> **Page transcription records**:
"""

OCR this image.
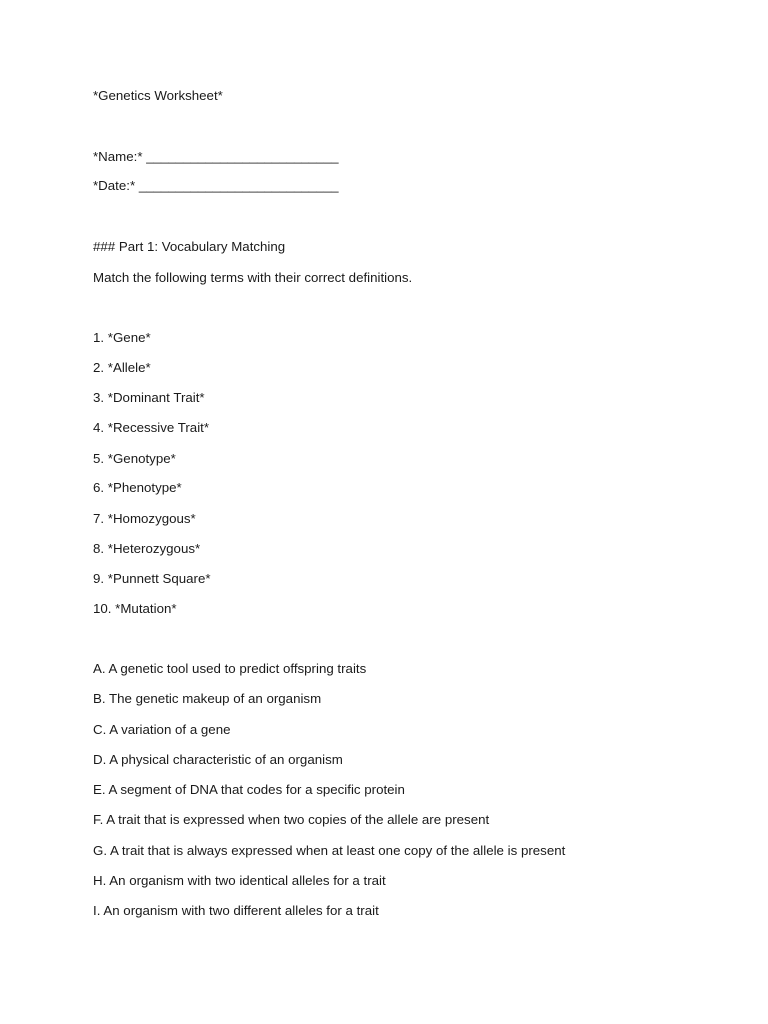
*Genetics Worksheet*
*Name:* __________________________
*Date:* ___________________________
### Part 1: Vocabulary Matching
Match the following terms with their correct definitions.
1. *Gene*
2. *Allele*
3. *Dominant Trait*
4. *Recessive Trait*
5. *Genotype*
6. *Phenotype*
7. *Homozygous*
8. *Heterozygous*
9. *Punnett Square*
10. *Mutation*
A. A genetic tool used to predict offspring traits
B. The genetic makeup of an organism
C. A variation of a gene
D. A physical characteristic of an organism
E. A segment of DNA that codes for a specific protein
F. A trait that is expressed when two copies of the allele are present
G. A trait that is always expressed when at least one copy of the allele is present
H. An organism with two identical alleles for a trait
I. An organism with two different alleles for a trait
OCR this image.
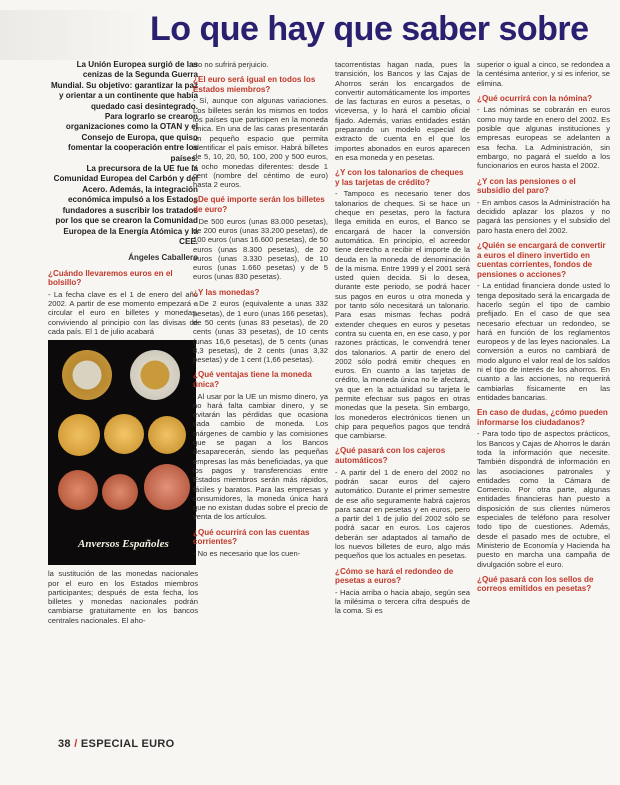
Lo que hay que saber sobre

La Unión Europea surgió de las cenizas de la Segunda Guerra Mundial. Su objetivo: garantizar la paz y orientar a un continente que había quedado casi desintegrado.

Para lograrlo se crearon organizaciones como la OTAN y el Consejo de Europa, que quiso fomentar la cooperación entre los países.

La precursora de la UE fue la Comunidad Europea del Carbón y del Acero. Además, la integración económica impulsó a los Estados fundadores a suscribir los tratados por los que se crearon la Comunidad Europea de la Energía Atómica y la CEE.

Ángeles Caballero
¿Cuándo llevaremos euros en el bolsillo?

- La fecha clave es el 1 de enero del año 2002. A partir de ese momento empezará a circular el euro en billetes y monedas, conviviendo al principio con las divisas de cada país. El 1 de julio acabará

Anversos Españoles

la sustitución de las monedas nacionales por el euro en los Estados miembros participantes; después de esta fecha, los billetes y monedas nacionales podrán cambiarse gratuitamente en los bancos centrales nacionales. El aho-

rro no sufrirá perjuicio.

¿El euro será igual en todos los Estados miembros?

- Sí, aunque con algunas variaciones. Los billetes serán los mismos en todos los países que participen en la moneda única. En una de las caras presentarán un pequeño espacio que permita identificar el país emisor. Habrá billetes de 5, 10, 20, 50, 100, 200 y 500 euros, y ocho monedas diferentes: desde 1 cent (nombre del céntimo de euro) hasta 2 euros.

¿De qué importe serán los billetes de euro?

- De 500 euros (unas 83.000 pesetas), de 200 euros (unas 33.200 pesetas), de 100 euros (unas 16.600 pesetas), de 50 euros (unas 8.300 pesetas), de 20 euros (unas 3.330 pesetas), de 10 euros (unas 1.660 pesetas) y de 5 euros (unas 830 pesetas).

¿Y las monedas?

- De 2 euros (equivalente a unas 332 pesetas), de 1 euro (unas 166 pesetas), de 50 cents (unas 83 pesetas), de 20 cents (unas 33 pesetas), de 10 cents (unas 16,6 pesetas), de 5 cents (unas 8,3 pesetas), de 2 cents (unas 3,32 pesetas) y de 1 cent (1,66 pesetas).

¿Qué ventajas tiene la moneda única?

- Al usar por la UE un mismo dinero, ya no hará falta cambiar dinero, y se evitarán las pérdidas que ocasiona cada cambio de moneda. Los márgenes de cambio y las comisiones que se pagan a los Bancos desaparecerán, siendo las pequeñas empresas las más beneficiadas, ya que los pagos y transferencias entre Estados miembros serán más rápidos, fáciles y baratos. Para las empresas y consumidores, la moneda única hará que no existan dudas sobre el precio de venta de los artículos.

¿Qué ocurrirá con las cuentas corrientes?

- No es necesario que los cuen-

tacorrentistas hagan nada, pues la transición, los Bancos y las Cajas de Ahorros serán los encargados de convertir automáticamente los importes de las facturas en euros a pesetas, o viceversa, y lo hará el cambio oficial fijado. Además, varias entidades están preparando un modelo especial de extracto de cuenta en el que los importes abonados en euros aparecen en esa moneda y en pesetas.

¿Y con los talonarios de cheques y las tarjetas de crédito?

- Tampoco es necesario tener dos talonarios de cheques. Si se hace un cheque en pesetas, pero la factura llega emitida en euros, el Banco se encargará de hacer la conversión automática. En principio, el acreedor tiene derecho a recibir el importe de la deuda en la moneda de denominación de la misma. Entre 1999 y el 2001 será usted quien decida. Si lo desea, durante este periodo, se podrá hacer sus pagos en euros u otra moneda y por tanto sólo necesitará un talonario. Para esas mismas fechas podrá extender cheques en euros y pesetas contra su cuenta en, en ese caso, y por razones prácticas, le convendrá tener dos talonarios. A partir de enero del 2002 sólo podrá emitir cheques en euros. En cuanto a las tarjetas de crédito, la moneda única no le afectará, ya que en la actualidad su tarjeta le permite efectuar sus pagos en otras monedas que la peseta. Sin embargo, los monederos electrónicos tienen un chip para pequeños pagos que tendrá que cambiarse.

¿Qué pasará con los cajeros automáticos?

- A partir del 1 de enero del 2002 no podrán sacar euros del cajero automático. Durante el primer semestre de ese año seguramente habrá cajeros para sacar en pesetas y en euros, pero a partir del 1 de julio del 2002 sólo se podrá sacar en euros. Los cajeros deberán ser adaptados al tamaño de los nuevos billetes de euro, algo más pequeños que los actuales en pesetas.

¿Cómo se hará el redondeo de pesetas a euros?

- Hacia arriba o hacia abajo, según sea la milésima o tercera cifra después de la coma. Si es

superior o igual a cinco, se redondea a la centésima anterior, y si es inferior, se elimina.

¿Qué ocurrirá con la nómina?

- Las nóminas se cobrarán en euros como muy tarde en enero del 2002. Es posible que algunas instituciones y empresas europeas se adelanten a esa fecha. La Administración, sin embargo, no pagará el sueldo a los funcionarios en euros hasta el 2002.

¿Y con las pensiones o el subsidio del paro?

- En ambos casos la Administración ha decidido aplazar los plazos y no pagará las pensiones y el subsidio del paro hasta enero del 2002.

¿Quién se encargará de convertir a euros el dinero invertido en cuentas corrientes, fondos de pensiones o acciones?

- La entidad financiera donde usted lo tenga depositado será la encargada de hacerlo según el tipo de cambio prefijado. En el caso de que sea necesario efectuar un redondeo, se hará en función de los reglamentos europeos y de las leyes nacionales. La conversión a euros no cambiará de modo alguno el valor real de los saldos ni el tipo de interés de los ahorros. En cuanto a las acciones, no requerirá cambiarlas físicamente en las entidades bancarias.

En caso de dudas, ¿cómo pueden informarse los ciudadanos?

- Para todo tipo de aspectos prácticos, los Bancos y Cajas de Ahorros le darán toda la información que necesite. También dispondrá de información en las asociaciones patronales y entidades como la Cámara de Comercio. Por otra parte, algunas entidades financieras han puesto a disposición de sus clientes números especiales de teléfono para resolver todo tipo de cuestiones. Además, desde el pasado mes de octubre, el Ministerio de Economía y Hacienda ha puesto en marcha una campaña de divulgación sobre el euro.

¿Qué pasará con los sellos de correos emitidos en pesetas?
38 / ESPECIAL EURO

"""

> **TASK**:
Check each line in the data for the word "expressed", then report only how many lines contain it.

> **EXERCISE RESPONSE**:
2